EXERCISE OBJECTIVE:
Find how many lines hold the word "Project" and give that number only.

── RECORDS SHOWN ──

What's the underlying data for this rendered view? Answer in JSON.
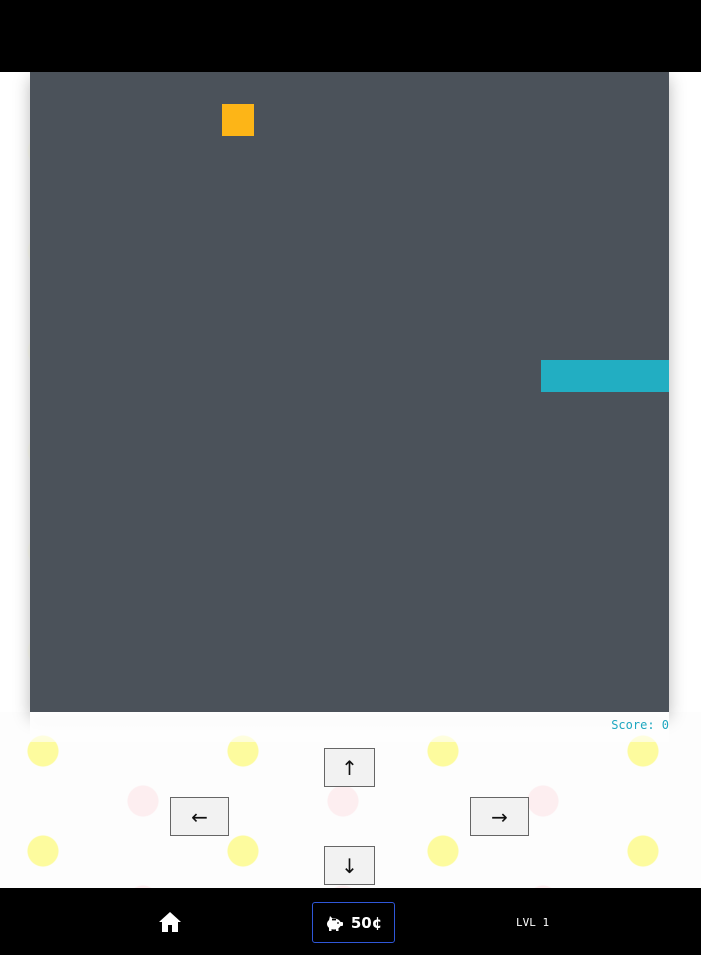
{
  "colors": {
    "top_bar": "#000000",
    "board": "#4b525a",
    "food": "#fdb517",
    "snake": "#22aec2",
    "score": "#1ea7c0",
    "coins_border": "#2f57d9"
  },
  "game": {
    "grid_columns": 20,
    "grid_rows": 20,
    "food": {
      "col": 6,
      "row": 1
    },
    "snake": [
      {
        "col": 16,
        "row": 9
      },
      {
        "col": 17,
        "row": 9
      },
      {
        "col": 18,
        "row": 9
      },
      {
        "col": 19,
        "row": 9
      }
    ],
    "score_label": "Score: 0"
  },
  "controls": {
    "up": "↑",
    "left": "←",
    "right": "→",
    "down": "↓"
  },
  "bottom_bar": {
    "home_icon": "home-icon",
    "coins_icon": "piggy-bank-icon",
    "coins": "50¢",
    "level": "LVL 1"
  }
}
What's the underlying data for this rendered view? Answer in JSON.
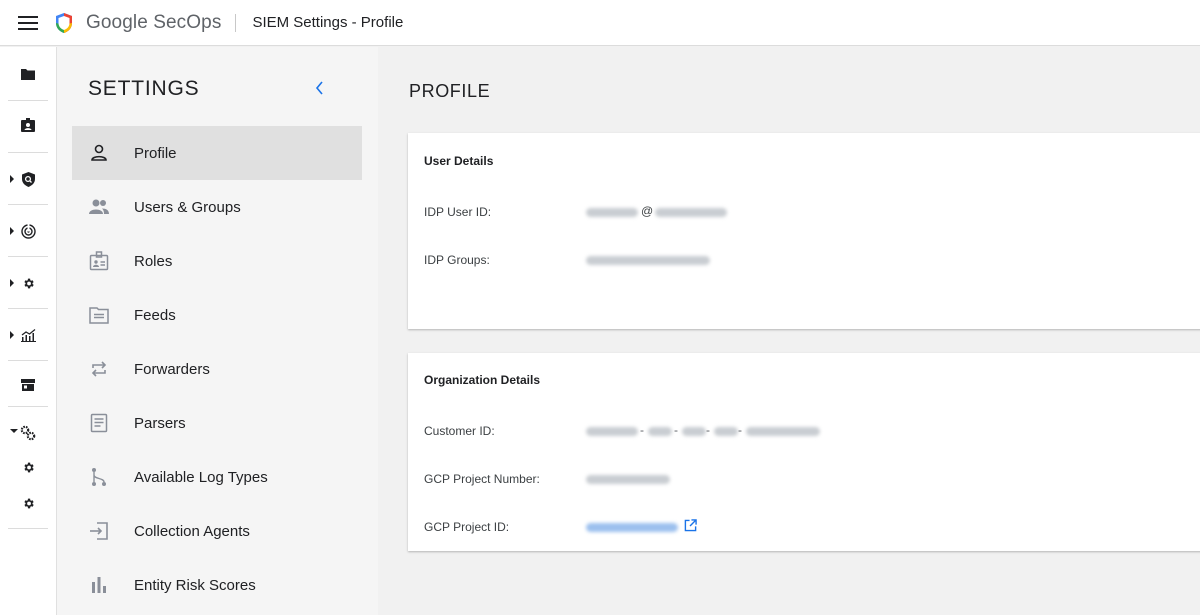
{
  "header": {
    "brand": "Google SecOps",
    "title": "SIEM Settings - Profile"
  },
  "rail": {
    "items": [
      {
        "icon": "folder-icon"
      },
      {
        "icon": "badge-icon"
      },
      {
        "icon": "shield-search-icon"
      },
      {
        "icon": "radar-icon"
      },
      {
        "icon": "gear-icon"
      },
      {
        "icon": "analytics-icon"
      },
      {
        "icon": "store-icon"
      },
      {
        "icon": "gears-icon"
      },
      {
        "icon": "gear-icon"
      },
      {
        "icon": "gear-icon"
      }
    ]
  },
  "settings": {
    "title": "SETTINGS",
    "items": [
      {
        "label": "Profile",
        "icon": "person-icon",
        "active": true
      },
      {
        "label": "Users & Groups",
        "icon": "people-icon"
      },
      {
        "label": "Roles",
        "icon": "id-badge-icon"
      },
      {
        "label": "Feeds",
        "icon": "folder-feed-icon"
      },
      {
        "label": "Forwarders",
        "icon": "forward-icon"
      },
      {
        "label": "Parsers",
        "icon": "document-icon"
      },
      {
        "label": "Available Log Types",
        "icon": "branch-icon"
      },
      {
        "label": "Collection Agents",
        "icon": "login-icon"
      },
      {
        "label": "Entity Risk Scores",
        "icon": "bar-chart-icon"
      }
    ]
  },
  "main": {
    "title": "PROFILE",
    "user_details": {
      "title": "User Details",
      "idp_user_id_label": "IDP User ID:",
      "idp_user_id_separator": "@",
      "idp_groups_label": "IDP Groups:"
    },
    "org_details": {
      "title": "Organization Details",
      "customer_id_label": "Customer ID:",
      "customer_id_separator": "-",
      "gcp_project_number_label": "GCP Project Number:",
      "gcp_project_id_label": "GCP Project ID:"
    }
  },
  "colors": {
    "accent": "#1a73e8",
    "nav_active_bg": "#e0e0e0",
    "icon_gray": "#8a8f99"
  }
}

───
── RECORDS SHOWN ──

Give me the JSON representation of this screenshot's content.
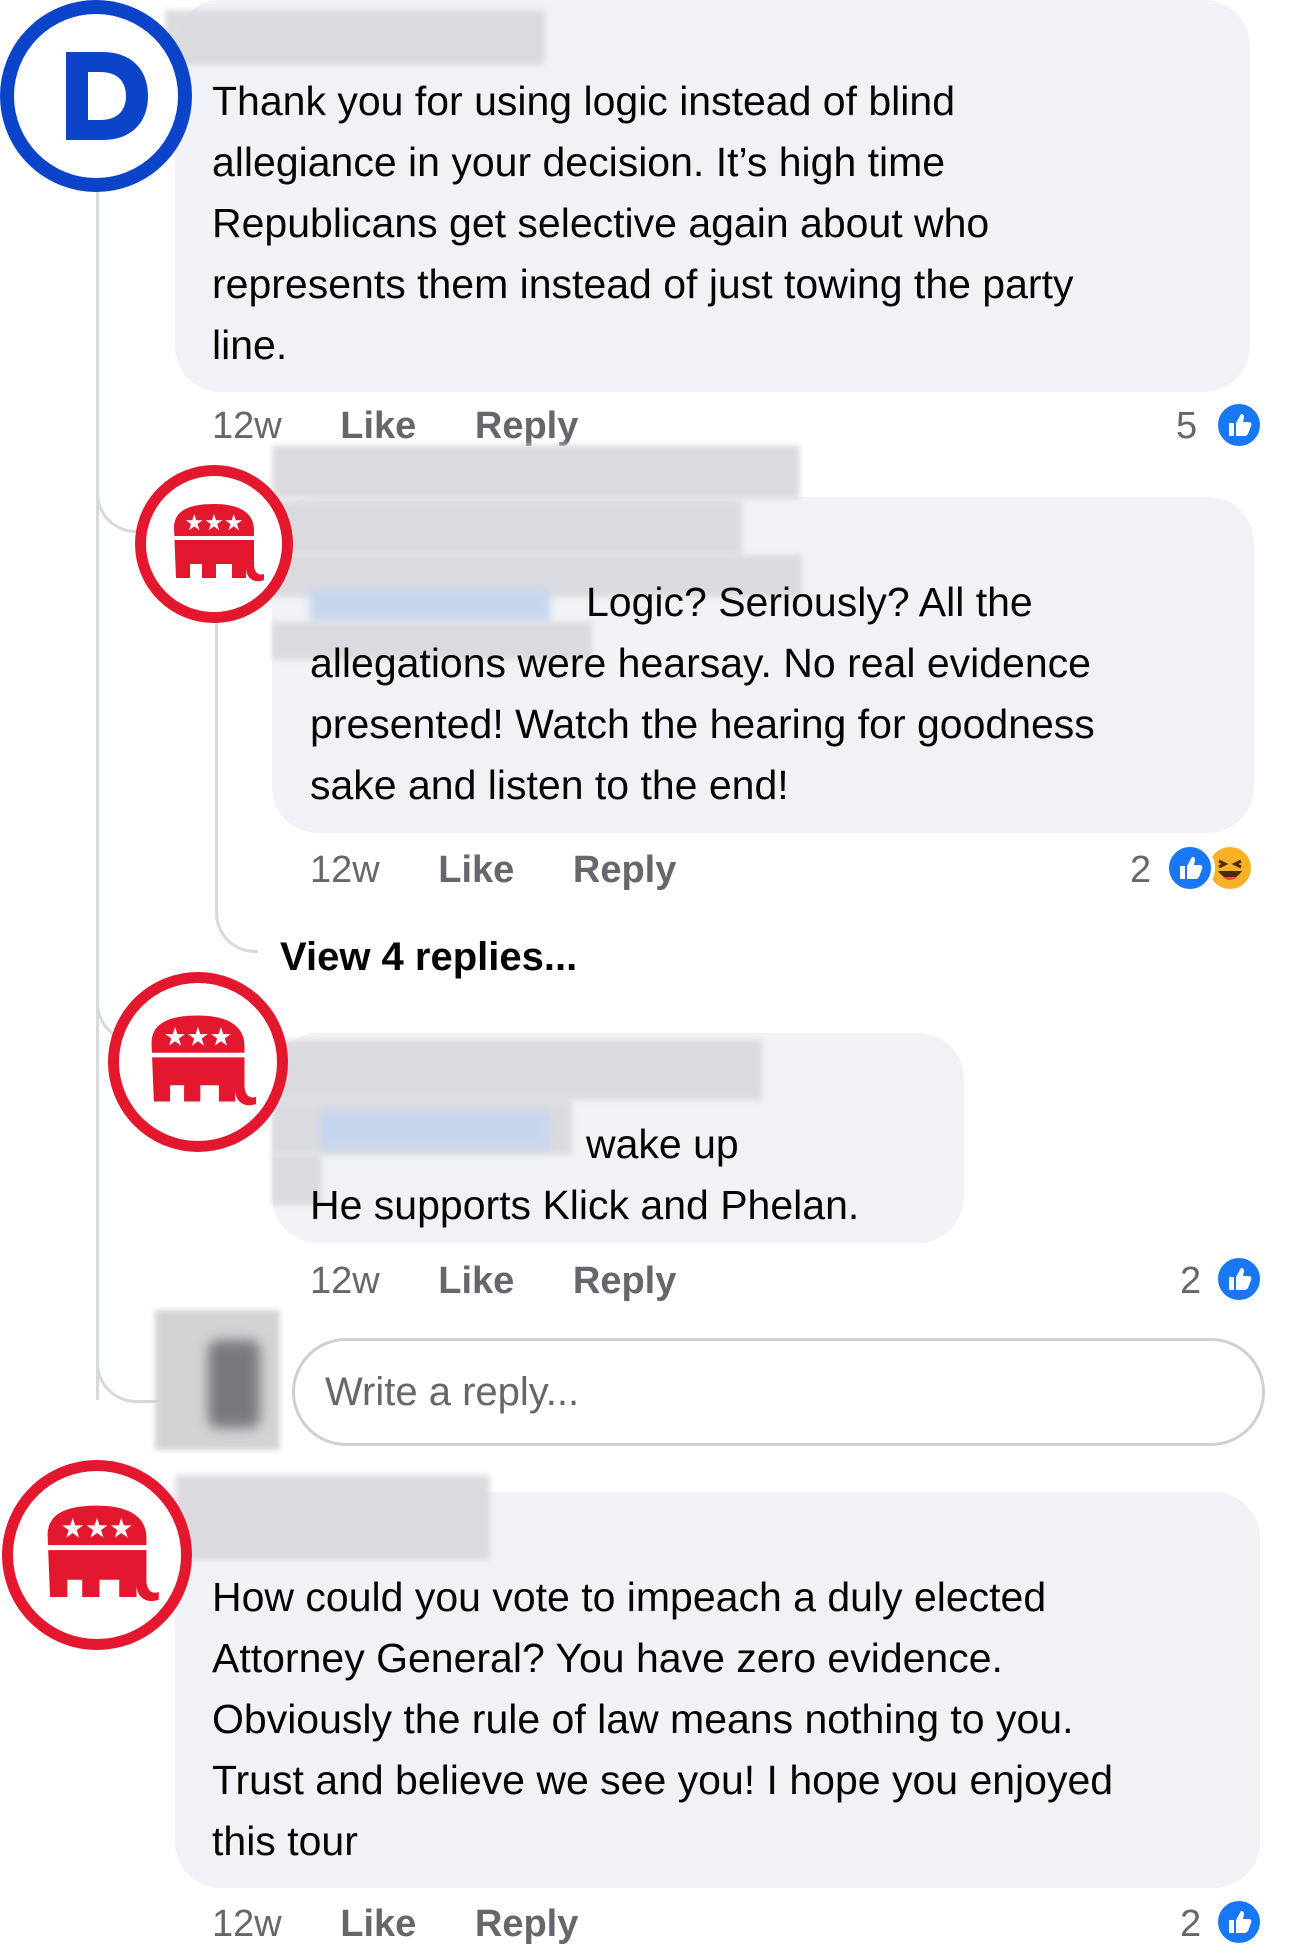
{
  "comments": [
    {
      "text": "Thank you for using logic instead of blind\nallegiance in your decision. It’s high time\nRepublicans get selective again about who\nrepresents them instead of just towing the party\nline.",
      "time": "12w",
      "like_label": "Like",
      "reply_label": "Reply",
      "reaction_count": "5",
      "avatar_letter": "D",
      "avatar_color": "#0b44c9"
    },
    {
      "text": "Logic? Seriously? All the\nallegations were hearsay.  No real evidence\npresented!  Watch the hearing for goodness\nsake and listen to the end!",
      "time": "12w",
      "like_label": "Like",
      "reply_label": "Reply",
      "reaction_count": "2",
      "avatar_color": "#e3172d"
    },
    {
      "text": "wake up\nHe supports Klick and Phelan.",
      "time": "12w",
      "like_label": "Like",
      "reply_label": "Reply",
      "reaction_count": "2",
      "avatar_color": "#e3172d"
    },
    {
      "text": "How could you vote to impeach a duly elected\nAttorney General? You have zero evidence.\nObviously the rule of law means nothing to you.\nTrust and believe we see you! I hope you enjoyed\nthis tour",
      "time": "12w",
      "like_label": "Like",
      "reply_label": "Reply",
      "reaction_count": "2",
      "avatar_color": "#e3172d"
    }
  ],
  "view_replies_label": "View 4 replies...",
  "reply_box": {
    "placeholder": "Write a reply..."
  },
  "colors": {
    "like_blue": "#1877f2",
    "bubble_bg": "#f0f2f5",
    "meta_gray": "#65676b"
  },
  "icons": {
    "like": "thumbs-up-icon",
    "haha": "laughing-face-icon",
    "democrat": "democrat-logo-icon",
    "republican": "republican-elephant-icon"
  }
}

───

RESULT:
2